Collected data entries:
..............................
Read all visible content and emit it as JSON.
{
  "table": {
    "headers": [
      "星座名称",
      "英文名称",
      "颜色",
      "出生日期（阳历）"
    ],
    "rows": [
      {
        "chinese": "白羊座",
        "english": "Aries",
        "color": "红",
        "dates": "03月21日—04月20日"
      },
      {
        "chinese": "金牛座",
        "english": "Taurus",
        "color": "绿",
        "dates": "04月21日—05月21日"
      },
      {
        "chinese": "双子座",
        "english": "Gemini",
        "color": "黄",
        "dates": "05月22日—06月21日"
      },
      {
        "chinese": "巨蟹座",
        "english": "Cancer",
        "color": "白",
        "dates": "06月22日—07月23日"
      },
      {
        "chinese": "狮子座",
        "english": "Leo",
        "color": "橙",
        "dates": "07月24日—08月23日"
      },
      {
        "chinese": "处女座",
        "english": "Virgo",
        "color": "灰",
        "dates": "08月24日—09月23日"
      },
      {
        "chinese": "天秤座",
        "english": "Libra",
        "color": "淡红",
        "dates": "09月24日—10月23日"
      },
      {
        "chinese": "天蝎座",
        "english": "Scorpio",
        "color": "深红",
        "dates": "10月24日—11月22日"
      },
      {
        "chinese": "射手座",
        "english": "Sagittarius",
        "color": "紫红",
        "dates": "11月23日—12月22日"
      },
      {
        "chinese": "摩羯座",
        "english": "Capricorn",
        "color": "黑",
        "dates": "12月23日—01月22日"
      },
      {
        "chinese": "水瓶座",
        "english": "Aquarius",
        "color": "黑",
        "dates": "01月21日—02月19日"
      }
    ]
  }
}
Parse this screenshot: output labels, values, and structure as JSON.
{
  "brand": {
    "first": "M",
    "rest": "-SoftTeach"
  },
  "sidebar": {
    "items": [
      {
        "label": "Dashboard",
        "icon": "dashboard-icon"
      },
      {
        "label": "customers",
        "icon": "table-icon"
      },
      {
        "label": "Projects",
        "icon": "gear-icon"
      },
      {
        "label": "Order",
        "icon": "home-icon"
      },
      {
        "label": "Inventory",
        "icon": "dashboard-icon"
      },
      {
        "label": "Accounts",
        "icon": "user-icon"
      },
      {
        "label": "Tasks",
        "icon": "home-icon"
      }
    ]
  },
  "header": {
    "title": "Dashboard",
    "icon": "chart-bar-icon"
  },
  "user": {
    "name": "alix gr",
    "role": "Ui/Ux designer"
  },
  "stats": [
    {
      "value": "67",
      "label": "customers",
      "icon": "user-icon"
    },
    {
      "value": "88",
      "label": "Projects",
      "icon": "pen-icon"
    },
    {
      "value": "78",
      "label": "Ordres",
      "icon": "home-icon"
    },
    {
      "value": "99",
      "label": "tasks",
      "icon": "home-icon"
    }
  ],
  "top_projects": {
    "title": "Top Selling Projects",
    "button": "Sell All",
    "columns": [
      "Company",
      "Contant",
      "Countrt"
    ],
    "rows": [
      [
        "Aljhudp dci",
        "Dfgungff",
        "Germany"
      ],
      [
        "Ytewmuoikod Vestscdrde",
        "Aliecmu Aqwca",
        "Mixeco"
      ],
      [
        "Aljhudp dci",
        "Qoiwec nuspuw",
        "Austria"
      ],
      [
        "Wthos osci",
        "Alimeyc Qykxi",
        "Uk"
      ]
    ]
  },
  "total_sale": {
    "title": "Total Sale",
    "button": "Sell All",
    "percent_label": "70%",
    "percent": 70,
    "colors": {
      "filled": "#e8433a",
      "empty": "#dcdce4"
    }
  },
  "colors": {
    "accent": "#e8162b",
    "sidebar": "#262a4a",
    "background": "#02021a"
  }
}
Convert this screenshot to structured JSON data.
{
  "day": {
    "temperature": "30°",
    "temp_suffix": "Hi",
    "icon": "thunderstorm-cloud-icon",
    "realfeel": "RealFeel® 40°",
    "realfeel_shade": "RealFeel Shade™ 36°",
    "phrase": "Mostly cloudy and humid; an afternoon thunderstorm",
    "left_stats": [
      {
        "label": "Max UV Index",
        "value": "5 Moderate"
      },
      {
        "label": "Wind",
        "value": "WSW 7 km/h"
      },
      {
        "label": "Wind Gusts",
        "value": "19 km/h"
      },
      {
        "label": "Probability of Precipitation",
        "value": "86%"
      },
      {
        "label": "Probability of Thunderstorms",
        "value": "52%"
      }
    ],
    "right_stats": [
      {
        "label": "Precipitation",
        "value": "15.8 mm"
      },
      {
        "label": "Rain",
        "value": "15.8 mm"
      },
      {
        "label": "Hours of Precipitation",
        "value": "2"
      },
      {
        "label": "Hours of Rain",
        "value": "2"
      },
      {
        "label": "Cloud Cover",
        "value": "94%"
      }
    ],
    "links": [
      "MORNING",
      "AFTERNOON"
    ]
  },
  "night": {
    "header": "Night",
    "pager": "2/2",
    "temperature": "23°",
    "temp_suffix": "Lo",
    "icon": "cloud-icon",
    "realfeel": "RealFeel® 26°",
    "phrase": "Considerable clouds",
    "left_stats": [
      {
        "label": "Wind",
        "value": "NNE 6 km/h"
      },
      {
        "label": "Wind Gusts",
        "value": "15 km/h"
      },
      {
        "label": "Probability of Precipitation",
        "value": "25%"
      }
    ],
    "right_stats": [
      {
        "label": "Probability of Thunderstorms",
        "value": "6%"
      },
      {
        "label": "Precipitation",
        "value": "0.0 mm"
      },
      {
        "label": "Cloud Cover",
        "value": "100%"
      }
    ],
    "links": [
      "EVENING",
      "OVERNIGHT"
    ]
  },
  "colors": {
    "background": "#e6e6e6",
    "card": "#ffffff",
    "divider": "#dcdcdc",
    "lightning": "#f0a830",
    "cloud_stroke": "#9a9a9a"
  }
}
..............................
WHAT THIS TASK INVOLVES —
Take the material above and return all of it exactly.

TASK ANSWER —
Read all visible content and emit it as JSON.
{
  "table": {
    "headers": [
      "星座名称",
      "英文名称",
      "颜色",
      "出生日期（阳历）"
    ],
    "rows": [
      {
        "chinese": "白羊座",
        "english": "Aries",
        "color": "红",
        "dates": "03月21日—04月20日"
      },
      {
        "chinese": "金牛座",
        "english": "Taurus",
        "color": "绿",
        "dates": "04月21日—05月21日"
      },
      {
        "chinese": "双子座",
        "english": "Gemini",
        "color": "黄",
        "dates": "05月22日—06月21日"
      },
      {
        "chinese": "巨蟹座",
        "english": "Cancer",
        "color": "白",
        "dates": "06月22日—07月23日"
      },
      {
        "chinese": "狮子座",
        "english": "Leo",
        "color": "橙",
        "dates": "07月24日—08月23日"
      },
      {
        "chinese": "处女座",
        "english": "Virgo",
        "color": "灰",
        "dates": "08月24日—09月23日"
      },
      {
        "chinese": "天秤座",
        "english": "Libra",
        "color": "淡红",
        "dates": "09月24日—10月23日"
      },
      {
        "chinese": "天蝎座",
        "english": "Scorpio",
        "color": "深红",
        "dates": "10月24日—11月22日"
      },
      {
        "chinese": "射手座",
        "english": "Sagittarius",
        "color": "紫红",
        "dates": "11月23日—12月22日"
      },
      {
        "chinese": "摩羯座",
        "english": "Capricorn",
        "color": "黑",
        "dates": "12月23日—01月22日"
      },
      {
        "chinese": "水瓶座",
        "english": "Aquarius",
        "color": "黑",
        "dates": "01月21日—02月19日"
      }
    ]
  }
}
Parse this screenshot: output labels, values, and structure as JSON.
{
  "brand": {
    "first": "M",
    "rest": "-SoftTeach"
  },
  "sidebar": {
    "items": [
      {
        "label": "Dashboard",
        "icon": "dashboard-icon"
      },
      {
        "label": "customers",
        "icon": "table-icon"
      },
      {
        "label": "Projects",
        "icon": "gear-icon"
      },
      {
        "label": "Order",
        "icon": "home-icon"
      },
      {
        "label": "Inventory",
        "icon": "dashboard-icon"
      },
      {
        "label": "Accounts",
        "icon": "user-icon"
      },
      {
        "label": "Tasks",
        "icon": "home-icon"
      }
    ]
  },
  "header": {
    "title": "Dashboard",
    "icon": "chart-bar-icon"
  },
  "user": {
    "name": "alix gr",
    "role": "Ui/Ux designer"
  },
  "stats": [
    {
      "value": "67",
      "label": "customers",
      "icon": "user-icon"
    },
    {
      "value": "88",
      "label": "Projects",
      "icon": "pen-icon"
    },
    {
      "value": "78",
      "label": "Ordres",
      "icon": "home-icon"
    },
    {
      "value": "99",
      "label": "tasks",
      "icon": "home-icon"
    }
  ],
  "top_projects": {
    "title": "Top Selling Projects",
    "button": "Sell All",
    "columns": [
      "Company",
      "Contant",
      "Countrt"
    ],
    "rows": [
      [
        "Aljhudp dci",
        "Dfgungff",
        "Germany"
      ],
      [
        "Ytewmuoikod Vestscdrde",
        "Aliecmu Aqwca",
        "Mixeco"
      ],
      [
        "Aljhudp dci",
        "Qoiwec nuspuw",
        "Austria"
      ],
      [
        "Wthos osci",
        "Alimeyc Qykxi",
        "Uk"
      ]
    ]
  },
  "total_sale": {
    "title": "Total Sale",
    "button": "Sell All",
    "percent_label": "70%",
    "percent": 70,
    "colors": {
      "filled": "#e8433a",
      "empty": "#dcdce4"
    }
  },
  "colors": {
    "accent": "#e8162b",
    "sidebar": "#262a4a",
    "background": "#02021a"
  }
}
Convert this screenshot to structured JSON data.
{
  "day": {
    "temperature": "30°",
    "temp_suffix": "Hi",
    "icon": "thunderstorm-cloud-icon",
    "realfeel": "RealFeel® 40°",
    "realfeel_shade": "RealFeel Shade™ 36°",
    "phrase": "Mostly cloudy and humid; an afternoon thunderstorm",
    "left_stats": [
      {
        "label": "Max UV Index",
        "value": "5 Moderate"
      },
      {
        "label": "Wind",
        "value": "WSW 7 km/h"
      },
      {
        "label": "Wind Gusts",
        "value": "19 km/h"
      },
      {
        "label": "Probability of Precipitation",
        "value": "86%"
      },
      {
        "label": "Probability of Thunderstorms",
        "value": "52%"
      }
    ],
    "right_stats": [
      {
        "label": "Precipitation",
        "value": "15.8 mm"
      },
      {
        "label": "Rain",
        "value": "15.8 mm"
      },
      {
        "label": "Hours of Precipitation",
        "value": "2"
      },
      {
        "label": "Hours of Rain",
        "value": "2"
      },
      {
        "label": "Cloud Cover",
        "value": "94%"
      }
    ],
    "links": [
      "MORNING",
      "AFTERNOON"
    ]
  },
  "night": {
    "header": "Night",
    "pager": "2/2",
    "temperature": "23°",
    "temp_suffix": "Lo",
    "icon": "cloud-icon",
    "realfeel": "RealFeel® 26°",
    "phrase": "Considerable clouds",
    "left_stats": [
      {
        "label": "Wind",
        "value": "NNE 6 km/h"
      },
      {
        "label": "Wind Gusts",
        "value": "15 km/h"
      },
      {
        "label": "Probability of Precipitation",
        "value": "25%"
      }
    ],
    "right_stats": [
      {
        "label": "Probability of Thunderstorms",
        "value": "6%"
      },
      {
        "label": "Precipitation",
        "value": "0.0 mm"
      },
      {
        "label": "Cloud Cover",
        "value": "100%"
      }
    ],
    "links": [
      "EVENING",
      "OVERNIGHT"
    ]
  },
  "colors": {
    "background": "#e6e6e6",
    "card": "#ffffff",
    "divider": "#dcdcdc",
    "lightning": "#f0a830",
    "cloud_stroke": "#9a9a9a"
  }
}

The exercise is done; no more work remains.